• Written exercise
Extract the entries in their exact form.
-- START Input rows --
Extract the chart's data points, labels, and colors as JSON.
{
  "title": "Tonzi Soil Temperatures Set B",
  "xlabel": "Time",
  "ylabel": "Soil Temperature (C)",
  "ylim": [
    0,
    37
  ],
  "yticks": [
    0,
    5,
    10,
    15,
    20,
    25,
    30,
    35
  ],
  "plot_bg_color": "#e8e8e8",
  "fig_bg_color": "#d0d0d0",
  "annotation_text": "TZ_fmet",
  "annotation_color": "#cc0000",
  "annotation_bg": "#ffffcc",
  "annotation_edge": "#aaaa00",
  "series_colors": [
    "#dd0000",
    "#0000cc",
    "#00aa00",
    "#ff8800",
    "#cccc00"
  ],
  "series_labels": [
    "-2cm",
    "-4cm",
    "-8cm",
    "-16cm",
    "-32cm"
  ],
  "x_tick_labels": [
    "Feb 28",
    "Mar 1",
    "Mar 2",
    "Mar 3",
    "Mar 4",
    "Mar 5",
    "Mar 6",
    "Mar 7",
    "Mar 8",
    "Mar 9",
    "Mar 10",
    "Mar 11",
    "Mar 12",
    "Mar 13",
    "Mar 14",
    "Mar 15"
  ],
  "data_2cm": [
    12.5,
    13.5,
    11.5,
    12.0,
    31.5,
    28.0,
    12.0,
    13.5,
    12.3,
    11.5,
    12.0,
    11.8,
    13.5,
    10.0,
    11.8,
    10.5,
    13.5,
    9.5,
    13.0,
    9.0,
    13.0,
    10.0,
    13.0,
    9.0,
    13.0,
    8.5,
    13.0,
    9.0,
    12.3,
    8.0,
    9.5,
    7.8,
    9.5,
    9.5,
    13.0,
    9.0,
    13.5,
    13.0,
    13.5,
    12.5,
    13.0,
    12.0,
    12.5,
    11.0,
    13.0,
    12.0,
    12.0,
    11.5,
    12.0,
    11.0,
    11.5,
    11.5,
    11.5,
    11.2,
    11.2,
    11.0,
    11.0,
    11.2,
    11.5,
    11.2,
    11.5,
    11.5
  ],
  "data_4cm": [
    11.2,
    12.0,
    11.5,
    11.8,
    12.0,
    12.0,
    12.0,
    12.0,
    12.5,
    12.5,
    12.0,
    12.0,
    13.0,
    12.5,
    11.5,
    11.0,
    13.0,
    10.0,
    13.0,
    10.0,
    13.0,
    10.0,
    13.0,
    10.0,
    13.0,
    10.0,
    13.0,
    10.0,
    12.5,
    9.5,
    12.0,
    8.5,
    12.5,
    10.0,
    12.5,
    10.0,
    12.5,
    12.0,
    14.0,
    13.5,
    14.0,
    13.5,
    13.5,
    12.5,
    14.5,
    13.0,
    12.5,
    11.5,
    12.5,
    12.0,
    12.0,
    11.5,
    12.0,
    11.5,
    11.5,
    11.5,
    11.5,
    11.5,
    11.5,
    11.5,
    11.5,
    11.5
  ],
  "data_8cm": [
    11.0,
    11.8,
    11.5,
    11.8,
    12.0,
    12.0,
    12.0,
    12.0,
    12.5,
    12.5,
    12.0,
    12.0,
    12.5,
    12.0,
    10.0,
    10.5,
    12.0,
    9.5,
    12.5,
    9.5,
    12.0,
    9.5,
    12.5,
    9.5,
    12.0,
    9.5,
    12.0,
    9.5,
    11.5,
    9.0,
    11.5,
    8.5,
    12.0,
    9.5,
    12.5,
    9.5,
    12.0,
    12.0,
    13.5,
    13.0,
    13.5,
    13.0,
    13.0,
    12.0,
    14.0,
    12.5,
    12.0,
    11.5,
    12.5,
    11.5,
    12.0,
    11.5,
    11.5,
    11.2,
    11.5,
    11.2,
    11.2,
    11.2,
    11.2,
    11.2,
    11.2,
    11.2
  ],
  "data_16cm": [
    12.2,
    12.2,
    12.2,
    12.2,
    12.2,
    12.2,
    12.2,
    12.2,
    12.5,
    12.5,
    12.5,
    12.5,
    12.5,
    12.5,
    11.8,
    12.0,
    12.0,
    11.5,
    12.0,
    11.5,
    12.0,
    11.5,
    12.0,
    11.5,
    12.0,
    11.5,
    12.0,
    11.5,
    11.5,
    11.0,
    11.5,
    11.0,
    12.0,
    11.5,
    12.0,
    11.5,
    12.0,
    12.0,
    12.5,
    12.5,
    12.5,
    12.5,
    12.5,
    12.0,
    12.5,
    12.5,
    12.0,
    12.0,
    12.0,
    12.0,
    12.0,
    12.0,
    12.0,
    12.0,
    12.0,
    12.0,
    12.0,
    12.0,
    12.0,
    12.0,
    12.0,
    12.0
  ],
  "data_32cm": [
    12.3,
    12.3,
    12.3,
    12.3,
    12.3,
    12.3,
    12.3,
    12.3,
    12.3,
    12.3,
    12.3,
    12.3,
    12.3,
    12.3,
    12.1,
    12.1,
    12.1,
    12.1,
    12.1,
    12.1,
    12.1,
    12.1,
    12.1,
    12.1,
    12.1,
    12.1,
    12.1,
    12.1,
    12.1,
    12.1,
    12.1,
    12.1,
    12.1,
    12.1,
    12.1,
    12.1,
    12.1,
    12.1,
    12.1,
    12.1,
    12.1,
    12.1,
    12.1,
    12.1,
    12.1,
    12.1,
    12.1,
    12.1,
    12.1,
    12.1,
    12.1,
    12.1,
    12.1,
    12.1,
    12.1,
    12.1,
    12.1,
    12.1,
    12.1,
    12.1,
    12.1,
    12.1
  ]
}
-- END Input rows --
• Task answer
Extract the chart's data points, labels, and colors as JSON.
{
  "title": "Tonzi Soil Temperatures Set B",
  "xlabel": "Time",
  "ylabel": "Soil Temperature (C)",
  "ylim": [
    0,
    37
  ],
  "yticks": [
    0,
    5,
    10,
    15,
    20,
    25,
    30,
    35
  ],
  "plot_bg_color": "#e8e8e8",
  "fig_bg_color": "#d0d0d0",
  "annotation_text": "TZ_fmet",
  "annotation_color": "#cc0000",
  "annotation_bg": "#ffffcc",
  "annotation_edge": "#aaaa00",
  "series_colors": [
    "#dd0000",
    "#0000cc",
    "#00aa00",
    "#ff8800",
    "#cccc00"
  ],
  "series_labels": [
    "-2cm",
    "-4cm",
    "-8cm",
    "-16cm",
    "-32cm"
  ],
  "x_tick_labels": [
    "Feb 28",
    "Mar 1",
    "Mar 2",
    "Mar 3",
    "Mar 4",
    "Mar 5",
    "Mar 6",
    "Mar 7",
    "Mar 8",
    "Mar 9",
    "Mar 10",
    "Mar 11",
    "Mar 12",
    "Mar 13",
    "Mar 14",
    "Mar 15"
  ],
  "data_2cm": [
    12.5,
    13.5,
    11.5,
    12.0,
    31.5,
    28.0,
    12.0,
    13.5,
    12.3,
    11.5,
    12.0,
    11.8,
    13.5,
    10.0,
    11.8,
    10.5,
    13.5,
    9.5,
    13.0,
    9.0,
    13.0,
    10.0,
    13.0,
    9.0,
    13.0,
    8.5,
    13.0,
    9.0,
    12.3,
    8.0,
    9.5,
    7.8,
    9.5,
    9.5,
    13.0,
    9.0,
    13.5,
    13.0,
    13.5,
    12.5,
    13.0,
    12.0,
    12.5,
    11.0,
    13.0,
    12.0,
    12.0,
    11.5,
    12.0,
    11.0,
    11.5,
    11.5,
    11.5,
    11.2,
    11.2,
    11.0,
    11.0,
    11.2,
    11.5,
    11.2,
    11.5,
    11.5
  ],
  "data_4cm": [
    11.2,
    12.0,
    11.5,
    11.8,
    12.0,
    12.0,
    12.0,
    12.0,
    12.5,
    12.5,
    12.0,
    12.0,
    13.0,
    12.5,
    11.5,
    11.0,
    13.0,
    10.0,
    13.0,
    10.0,
    13.0,
    10.0,
    13.0,
    10.0,
    13.0,
    10.0,
    13.0,
    10.0,
    12.5,
    9.5,
    12.0,
    8.5,
    12.5,
    10.0,
    12.5,
    10.0,
    12.5,
    12.0,
    14.0,
    13.5,
    14.0,
    13.5,
    13.5,
    12.5,
    14.5,
    13.0,
    12.5,
    11.5,
    12.5,
    12.0,
    12.0,
    11.5,
    12.0,
    11.5,
    11.5,
    11.5,
    11.5,
    11.5,
    11.5,
    11.5,
    11.5,
    11.5
  ],
  "data_8cm": [
    11.0,
    11.8,
    11.5,
    11.8,
    12.0,
    12.0,
    12.0,
    12.0,
    12.5,
    12.5,
    12.0,
    12.0,
    12.5,
    12.0,
    10.0,
    10.5,
    12.0,
    9.5,
    12.5,
    9.5,
    12.0,
    9.5,
    12.5,
    9.5,
    12.0,
    9.5,
    12.0,
    9.5,
    11.5,
    9.0,
    11.5,
    8.5,
    12.0,
    9.5,
    12.5,
    9.5,
    12.0,
    12.0,
    13.5,
    13.0,
    13.5,
    13.0,
    13.0,
    12.0,
    14.0,
    12.5,
    12.0,
    11.5,
    12.5,
    11.5,
    12.0,
    11.5,
    11.5,
    11.2,
    11.5,
    11.2,
    11.2,
    11.2,
    11.2,
    11.2,
    11.2,
    11.2
  ],
  "data_16cm": [
    12.2,
    12.2,
    12.2,
    12.2,
    12.2,
    12.2,
    12.2,
    12.2,
    12.5,
    12.5,
    12.5,
    12.5,
    12.5,
    12.5,
    11.8,
    12.0,
    12.0,
    11.5,
    12.0,
    11.5,
    12.0,
    11.5,
    12.0,
    11.5,
    12.0,
    11.5,
    12.0,
    11.5,
    11.5,
    11.0,
    11.5,
    11.0,
    12.0,
    11.5,
    12.0,
    11.5,
    12.0,
    12.0,
    12.5,
    12.5,
    12.5,
    12.5,
    12.5,
    12.0,
    12.5,
    12.5,
    12.0,
    12.0,
    12.0,
    12.0,
    12.0,
    12.0,
    12.0,
    12.0,
    12.0,
    12.0,
    12.0,
    12.0,
    12.0,
    12.0,
    12.0,
    12.0
  ],
  "data_32cm": [
    12.3,
    12.3,
    12.3,
    12.3,
    12.3,
    12.3,
    12.3,
    12.3,
    12.3,
    12.3,
    12.3,
    12.3,
    12.3,
    12.3,
    12.1,
    12.1,
    12.1,
    12.1,
    12.1,
    12.1,
    12.1,
    12.1,
    12.1,
    12.1,
    12.1,
    12.1,
    12.1,
    12.1,
    12.1,
    12.1,
    12.1,
    12.1,
    12.1,
    12.1,
    12.1,
    12.1,
    12.1,
    12.1,
    12.1,
    12.1,
    12.1,
    12.1,
    12.1,
    12.1,
    12.1,
    12.1,
    12.1,
    12.1,
    12.1,
    12.1,
    12.1,
    12.1,
    12.1,
    12.1,
    12.1,
    12.1,
    12.1,
    12.1,
    12.1,
    12.1,
    12.1,
    12.1
  ]
}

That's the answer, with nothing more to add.